■ What needs to be done: For each line in the data below that holds "color", return a copy.
::::
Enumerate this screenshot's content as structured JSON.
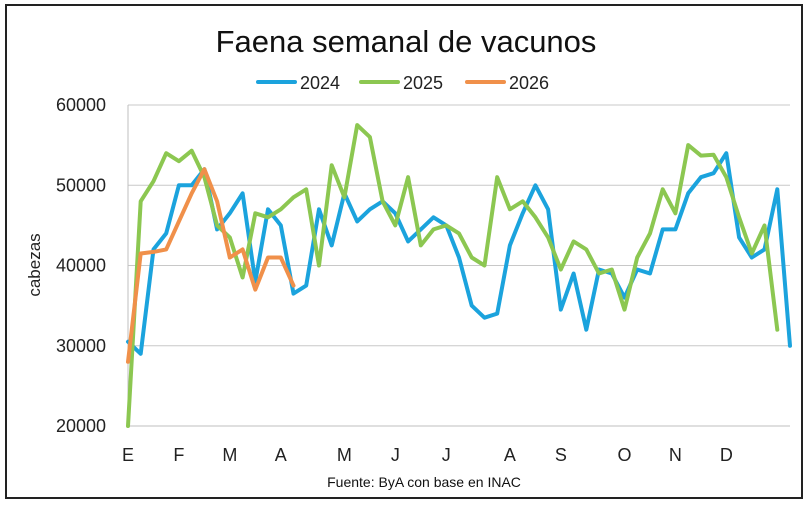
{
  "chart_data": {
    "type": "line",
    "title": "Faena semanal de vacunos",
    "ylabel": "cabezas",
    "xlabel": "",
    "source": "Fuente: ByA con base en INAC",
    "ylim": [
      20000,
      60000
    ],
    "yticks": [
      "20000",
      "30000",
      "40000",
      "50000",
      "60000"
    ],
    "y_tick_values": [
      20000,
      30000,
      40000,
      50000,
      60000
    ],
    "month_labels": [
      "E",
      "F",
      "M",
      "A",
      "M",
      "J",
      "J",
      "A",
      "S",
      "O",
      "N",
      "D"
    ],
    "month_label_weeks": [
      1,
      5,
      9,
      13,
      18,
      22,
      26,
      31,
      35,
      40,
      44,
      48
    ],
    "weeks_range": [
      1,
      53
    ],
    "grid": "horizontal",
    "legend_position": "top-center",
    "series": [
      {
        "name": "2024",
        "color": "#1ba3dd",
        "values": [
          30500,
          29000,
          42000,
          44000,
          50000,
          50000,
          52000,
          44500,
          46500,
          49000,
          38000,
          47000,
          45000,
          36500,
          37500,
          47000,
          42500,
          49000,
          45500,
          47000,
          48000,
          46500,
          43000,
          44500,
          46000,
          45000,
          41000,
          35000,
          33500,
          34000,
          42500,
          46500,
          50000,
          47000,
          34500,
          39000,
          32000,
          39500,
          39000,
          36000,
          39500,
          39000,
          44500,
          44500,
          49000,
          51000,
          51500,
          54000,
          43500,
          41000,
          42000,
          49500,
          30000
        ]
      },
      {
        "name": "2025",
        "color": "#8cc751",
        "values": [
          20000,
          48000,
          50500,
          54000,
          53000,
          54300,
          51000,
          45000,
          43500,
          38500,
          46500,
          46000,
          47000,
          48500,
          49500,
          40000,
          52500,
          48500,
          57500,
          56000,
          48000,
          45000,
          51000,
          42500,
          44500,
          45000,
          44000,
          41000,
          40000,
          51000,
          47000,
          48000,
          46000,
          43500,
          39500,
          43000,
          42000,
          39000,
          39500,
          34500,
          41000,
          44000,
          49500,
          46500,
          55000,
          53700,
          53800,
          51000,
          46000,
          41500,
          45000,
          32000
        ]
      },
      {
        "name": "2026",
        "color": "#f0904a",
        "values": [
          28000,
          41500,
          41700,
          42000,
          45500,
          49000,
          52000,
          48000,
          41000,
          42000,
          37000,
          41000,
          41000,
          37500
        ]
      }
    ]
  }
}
::::
■ Output of the exercise:
        "color": "#1ba3dd",
        "color": "#8cc751",
        "color": "#f0904a",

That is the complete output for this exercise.